▸ Work required
Find each row below that contains the string "iteration" and copy those rows out.

▸ Record excerpts
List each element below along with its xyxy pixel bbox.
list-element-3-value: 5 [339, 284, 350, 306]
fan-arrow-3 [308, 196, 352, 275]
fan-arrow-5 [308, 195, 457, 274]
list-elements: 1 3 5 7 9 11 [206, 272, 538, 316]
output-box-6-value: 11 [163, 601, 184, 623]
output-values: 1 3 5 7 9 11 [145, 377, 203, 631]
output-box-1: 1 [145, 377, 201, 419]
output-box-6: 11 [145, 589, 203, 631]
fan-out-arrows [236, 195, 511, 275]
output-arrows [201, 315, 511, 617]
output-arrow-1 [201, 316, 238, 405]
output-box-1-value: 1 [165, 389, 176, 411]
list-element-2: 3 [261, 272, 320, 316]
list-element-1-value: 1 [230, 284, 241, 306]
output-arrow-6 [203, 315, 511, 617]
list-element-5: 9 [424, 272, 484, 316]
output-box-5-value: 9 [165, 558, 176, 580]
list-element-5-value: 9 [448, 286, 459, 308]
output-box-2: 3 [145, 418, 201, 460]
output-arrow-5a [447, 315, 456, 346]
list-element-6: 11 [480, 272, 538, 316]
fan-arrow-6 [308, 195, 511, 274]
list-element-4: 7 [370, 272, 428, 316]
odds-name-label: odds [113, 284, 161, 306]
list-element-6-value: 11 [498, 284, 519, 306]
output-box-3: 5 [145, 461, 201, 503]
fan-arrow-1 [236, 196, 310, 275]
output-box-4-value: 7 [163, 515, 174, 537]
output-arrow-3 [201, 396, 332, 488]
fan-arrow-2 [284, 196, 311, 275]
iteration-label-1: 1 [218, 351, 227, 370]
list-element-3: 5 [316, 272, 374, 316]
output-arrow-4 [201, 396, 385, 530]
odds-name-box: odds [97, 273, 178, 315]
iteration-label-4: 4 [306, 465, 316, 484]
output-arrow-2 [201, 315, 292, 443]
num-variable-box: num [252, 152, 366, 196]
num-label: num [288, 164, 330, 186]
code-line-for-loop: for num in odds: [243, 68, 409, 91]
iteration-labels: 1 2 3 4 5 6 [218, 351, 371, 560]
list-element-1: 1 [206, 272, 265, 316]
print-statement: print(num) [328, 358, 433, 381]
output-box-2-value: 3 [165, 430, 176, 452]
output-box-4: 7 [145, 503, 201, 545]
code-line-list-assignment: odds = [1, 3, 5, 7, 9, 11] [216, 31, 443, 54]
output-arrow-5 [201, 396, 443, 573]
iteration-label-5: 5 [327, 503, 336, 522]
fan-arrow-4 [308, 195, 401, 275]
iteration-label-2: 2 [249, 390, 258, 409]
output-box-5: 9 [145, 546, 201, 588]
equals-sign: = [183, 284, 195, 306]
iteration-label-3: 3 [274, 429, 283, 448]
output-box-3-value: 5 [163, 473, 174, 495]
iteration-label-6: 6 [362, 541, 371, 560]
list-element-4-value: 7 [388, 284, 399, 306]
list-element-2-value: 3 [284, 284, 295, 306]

▸ Worked answer
iteration-label-1: 1 [218, 351, 227, 370]
iteration-label-4: 4 [306, 465, 316, 484]
iteration-labels: 1 2 3 4 5 6 [218, 351, 371, 560]
iteration-label-5: 5 [327, 503, 336, 522]
iteration-label-2: 2 [249, 390, 258, 409]
iteration-label-3: 3 [274, 429, 283, 448]
iteration-label-6: 6 [362, 541, 371, 560]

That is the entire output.